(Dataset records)
▶

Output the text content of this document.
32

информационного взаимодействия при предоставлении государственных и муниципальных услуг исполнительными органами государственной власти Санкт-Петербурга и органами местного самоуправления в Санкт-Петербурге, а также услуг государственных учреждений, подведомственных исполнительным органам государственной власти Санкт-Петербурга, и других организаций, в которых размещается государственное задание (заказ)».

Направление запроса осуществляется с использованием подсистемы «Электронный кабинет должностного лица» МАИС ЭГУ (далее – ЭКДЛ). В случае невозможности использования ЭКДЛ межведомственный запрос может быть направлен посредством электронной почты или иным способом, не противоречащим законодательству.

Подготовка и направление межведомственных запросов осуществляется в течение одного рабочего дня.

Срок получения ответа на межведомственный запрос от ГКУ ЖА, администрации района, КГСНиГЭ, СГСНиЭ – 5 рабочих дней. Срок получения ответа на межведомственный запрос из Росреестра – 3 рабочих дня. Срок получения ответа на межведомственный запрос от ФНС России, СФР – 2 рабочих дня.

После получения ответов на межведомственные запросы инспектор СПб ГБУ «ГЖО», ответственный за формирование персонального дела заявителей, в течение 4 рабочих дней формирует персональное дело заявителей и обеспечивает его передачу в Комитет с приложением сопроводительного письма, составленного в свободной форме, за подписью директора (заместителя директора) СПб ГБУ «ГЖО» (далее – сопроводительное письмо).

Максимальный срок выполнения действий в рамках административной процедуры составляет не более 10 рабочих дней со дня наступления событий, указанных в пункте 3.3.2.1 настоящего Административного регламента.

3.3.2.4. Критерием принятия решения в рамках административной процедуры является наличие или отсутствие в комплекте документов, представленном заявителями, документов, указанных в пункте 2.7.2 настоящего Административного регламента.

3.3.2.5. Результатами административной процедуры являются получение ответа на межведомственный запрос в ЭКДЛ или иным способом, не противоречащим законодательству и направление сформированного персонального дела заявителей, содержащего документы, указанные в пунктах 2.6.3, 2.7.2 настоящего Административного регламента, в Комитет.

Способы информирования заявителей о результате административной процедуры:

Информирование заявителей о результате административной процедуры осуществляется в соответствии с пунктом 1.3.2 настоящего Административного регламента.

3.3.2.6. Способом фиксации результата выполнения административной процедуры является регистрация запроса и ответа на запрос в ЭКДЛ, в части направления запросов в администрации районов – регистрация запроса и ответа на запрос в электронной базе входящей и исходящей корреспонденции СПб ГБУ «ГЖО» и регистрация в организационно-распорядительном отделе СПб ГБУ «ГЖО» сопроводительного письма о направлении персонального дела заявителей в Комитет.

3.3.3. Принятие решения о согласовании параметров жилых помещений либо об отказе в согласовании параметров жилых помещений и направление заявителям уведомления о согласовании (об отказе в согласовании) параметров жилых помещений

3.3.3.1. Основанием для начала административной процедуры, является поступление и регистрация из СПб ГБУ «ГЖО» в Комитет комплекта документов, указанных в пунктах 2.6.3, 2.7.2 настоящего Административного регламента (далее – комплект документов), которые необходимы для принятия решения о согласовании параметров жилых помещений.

◀
▶

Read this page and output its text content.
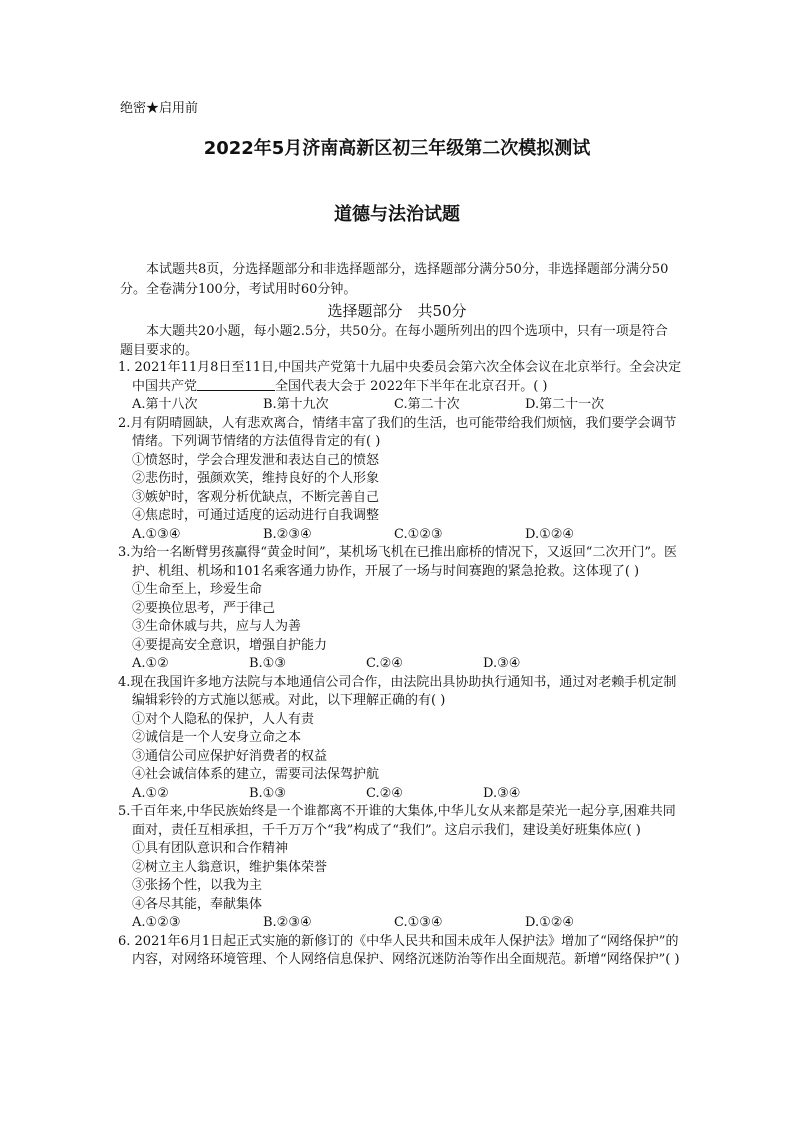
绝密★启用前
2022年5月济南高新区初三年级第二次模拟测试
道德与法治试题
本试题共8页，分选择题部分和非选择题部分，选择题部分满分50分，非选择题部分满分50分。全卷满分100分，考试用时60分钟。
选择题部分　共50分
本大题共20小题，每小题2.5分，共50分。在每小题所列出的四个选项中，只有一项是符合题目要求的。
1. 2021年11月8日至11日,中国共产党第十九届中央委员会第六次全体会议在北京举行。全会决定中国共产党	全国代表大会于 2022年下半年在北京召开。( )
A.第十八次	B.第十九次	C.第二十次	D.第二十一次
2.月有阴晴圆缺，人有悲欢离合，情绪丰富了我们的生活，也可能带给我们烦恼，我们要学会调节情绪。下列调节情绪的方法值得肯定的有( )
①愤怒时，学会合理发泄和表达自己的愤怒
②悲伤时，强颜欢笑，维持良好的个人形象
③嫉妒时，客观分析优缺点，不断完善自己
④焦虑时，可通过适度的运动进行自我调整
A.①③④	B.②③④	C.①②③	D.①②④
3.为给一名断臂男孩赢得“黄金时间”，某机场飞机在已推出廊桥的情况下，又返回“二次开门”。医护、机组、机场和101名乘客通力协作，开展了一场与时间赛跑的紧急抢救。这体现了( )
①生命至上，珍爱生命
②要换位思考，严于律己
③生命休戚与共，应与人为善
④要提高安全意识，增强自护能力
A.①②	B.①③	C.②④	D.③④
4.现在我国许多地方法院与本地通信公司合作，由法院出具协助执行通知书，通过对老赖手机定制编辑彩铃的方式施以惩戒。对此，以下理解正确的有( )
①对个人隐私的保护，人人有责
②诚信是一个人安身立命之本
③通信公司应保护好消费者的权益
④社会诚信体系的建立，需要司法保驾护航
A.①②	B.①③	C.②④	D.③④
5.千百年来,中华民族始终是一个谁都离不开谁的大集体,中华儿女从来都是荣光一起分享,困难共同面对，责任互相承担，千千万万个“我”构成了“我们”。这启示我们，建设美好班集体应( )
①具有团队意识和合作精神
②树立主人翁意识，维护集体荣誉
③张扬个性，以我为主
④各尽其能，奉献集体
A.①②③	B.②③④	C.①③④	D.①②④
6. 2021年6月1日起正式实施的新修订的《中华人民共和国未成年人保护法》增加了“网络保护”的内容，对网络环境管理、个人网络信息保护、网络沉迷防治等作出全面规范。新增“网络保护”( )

◀

**Your task**
Every line in the data above that contains "выполнения" needs to be copied.

**Solution below**
Максимальный срок выполнения действий в рамках административной процедуры составляет не более 10 рабочих дней со дня наступления событий, указанных в пункте 3.3.2.1 настоящего Административного регламента.
3.3.2.6. Способом фиксации результата выполнения административной процедуры является регистрация запроса и ответа на запрос в ЭКДЛ, в части направления запросов в администрации районов – регистрация запроса и ответа на запрос в электронной базе входящей и исходящей корреспонденции СПб ГБУ «ГЖО» и регистрация в организационно-распорядительном отделе СПб ГБУ «ГЖО» сопроводительного письма о направлении персонального дела заявителей в Комитет.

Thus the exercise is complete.